** START OF MATERIAL SUPPLIED **

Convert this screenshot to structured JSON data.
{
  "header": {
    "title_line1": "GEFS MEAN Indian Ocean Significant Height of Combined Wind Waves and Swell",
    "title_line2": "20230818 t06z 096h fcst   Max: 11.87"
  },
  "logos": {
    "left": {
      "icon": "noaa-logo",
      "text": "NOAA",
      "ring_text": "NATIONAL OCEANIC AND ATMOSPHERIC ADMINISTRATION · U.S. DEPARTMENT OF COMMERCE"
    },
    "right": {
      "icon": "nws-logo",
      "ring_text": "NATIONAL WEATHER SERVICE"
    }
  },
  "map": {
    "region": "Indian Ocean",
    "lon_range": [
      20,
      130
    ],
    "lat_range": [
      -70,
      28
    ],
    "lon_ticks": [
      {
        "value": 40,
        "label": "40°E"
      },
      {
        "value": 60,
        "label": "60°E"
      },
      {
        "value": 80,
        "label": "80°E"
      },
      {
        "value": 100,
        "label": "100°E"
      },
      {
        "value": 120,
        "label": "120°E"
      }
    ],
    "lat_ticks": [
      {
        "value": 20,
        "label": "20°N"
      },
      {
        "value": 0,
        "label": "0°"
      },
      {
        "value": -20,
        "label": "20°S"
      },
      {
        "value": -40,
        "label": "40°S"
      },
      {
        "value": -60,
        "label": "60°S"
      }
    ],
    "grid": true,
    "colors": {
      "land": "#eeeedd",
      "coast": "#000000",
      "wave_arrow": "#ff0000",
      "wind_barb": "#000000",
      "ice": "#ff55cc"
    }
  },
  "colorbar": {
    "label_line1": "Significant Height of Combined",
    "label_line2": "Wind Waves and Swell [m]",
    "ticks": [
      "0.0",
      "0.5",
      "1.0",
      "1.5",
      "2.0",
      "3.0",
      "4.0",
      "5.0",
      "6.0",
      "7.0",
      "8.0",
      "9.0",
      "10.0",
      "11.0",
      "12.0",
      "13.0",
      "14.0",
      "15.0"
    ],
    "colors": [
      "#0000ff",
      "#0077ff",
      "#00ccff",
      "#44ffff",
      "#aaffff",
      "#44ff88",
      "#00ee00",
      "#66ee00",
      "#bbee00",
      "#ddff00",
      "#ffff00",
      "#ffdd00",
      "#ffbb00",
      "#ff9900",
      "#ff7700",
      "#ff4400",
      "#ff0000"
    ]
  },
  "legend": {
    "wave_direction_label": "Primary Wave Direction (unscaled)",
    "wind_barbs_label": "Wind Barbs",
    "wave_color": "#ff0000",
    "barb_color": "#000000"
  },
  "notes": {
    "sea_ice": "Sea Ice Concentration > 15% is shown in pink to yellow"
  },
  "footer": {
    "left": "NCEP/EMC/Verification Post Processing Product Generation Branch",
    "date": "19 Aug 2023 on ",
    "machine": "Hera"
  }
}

** END OF MATERIAL SUPPLIED **

- [WHAT THE TASK REQUIRES]: Transcribe all entries exactly as they are given.

- [RESULT FOR THIS EXERCISE]:
Convert this screenshot to structured JSON data.
{
  "header": {
    "title_line1": "GEFS MEAN Indian Ocean Significant Height of Combined Wind Waves and Swell",
    "title_line2": "20230818 t06z 096h fcst   Max: 11.87"
  },
  "logos": {
    "left": {
      "icon": "noaa-logo",
      "text": "NOAA",
      "ring_text": "NATIONAL OCEANIC AND ATMOSPHERIC ADMINISTRATION · U.S. DEPARTMENT OF COMMERCE"
    },
    "right": {
      "icon": "nws-logo",
      "ring_text": "NATIONAL WEATHER SERVICE"
    }
  },
  "map": {
    "region": "Indian Ocean",
    "lon_range": [
      20,
      130
    ],
    "lat_range": [
      -70,
      28
    ],
    "lon_ticks": [
      {
        "value": 40,
        "label": "40°E"
      },
      {
        "value": 60,
        "label": "60°E"
      },
      {
        "value": 80,
        "label": "80°E"
      },
      {
        "value": 100,
        "label": "100°E"
      },
      {
        "value": 120,
        "label": "120°E"
      }
    ],
    "lat_ticks": [
      {
        "value": 20,
        "label": "20°N"
      },
      {
        "value": 0,
        "label": "0°"
      },
      {
        "value": -20,
        "label": "20°S"
      },
      {
        "value": -40,
        "label": "40°S"
      },
      {
        "value": -60,
        "label": "60°S"
      }
    ],
    "grid": true,
    "colors": {
      "land": "#eeeedd",
      "coast": "#000000",
      "wave_arrow": "#ff0000",
      "wind_barb": "#000000",
      "ice": "#ff55cc"
    }
  },
  "colorbar": {
    "label_line1": "Significant Height of Combined",
    "label_line2": "Wind Waves and Swell [m]",
    "ticks": [
      "0.0",
      "0.5",
      "1.0",
      "1.5",
      "2.0",
      "3.0",
      "4.0",
      "5.0",
      "6.0",
      "7.0",
      "8.0",
      "9.0",
      "10.0",
      "11.0",
      "12.0",
      "13.0",
      "14.0",
      "15.0"
    ],
    "colors": [
      "#0000ff",
      "#0077ff",
      "#00ccff",
      "#44ffff",
      "#aaffff",
      "#44ff88",
      "#00ee00",
      "#66ee00",
      "#bbee00",
      "#ddff00",
      "#ffff00",
      "#ffdd00",
      "#ffbb00",
      "#ff9900",
      "#ff7700",
      "#ff4400",
      "#ff0000"
    ]
  },
  "legend": {
    "wave_direction_label": "Primary Wave Direction (unscaled)",
    "wind_barbs_label": "Wind Barbs",
    "wave_color": "#ff0000",
    "barb_color": "#000000"
  },
  "notes": {
    "sea_ice": "Sea Ice Concentration > 15% is shown in pink to yellow"
  },
  "footer": {
    "left": "NCEP/EMC/Verification Post Processing Product Generation Branch",
    "date": "19 Aug 2023 on ",
    "machine": "Hera"
  }
}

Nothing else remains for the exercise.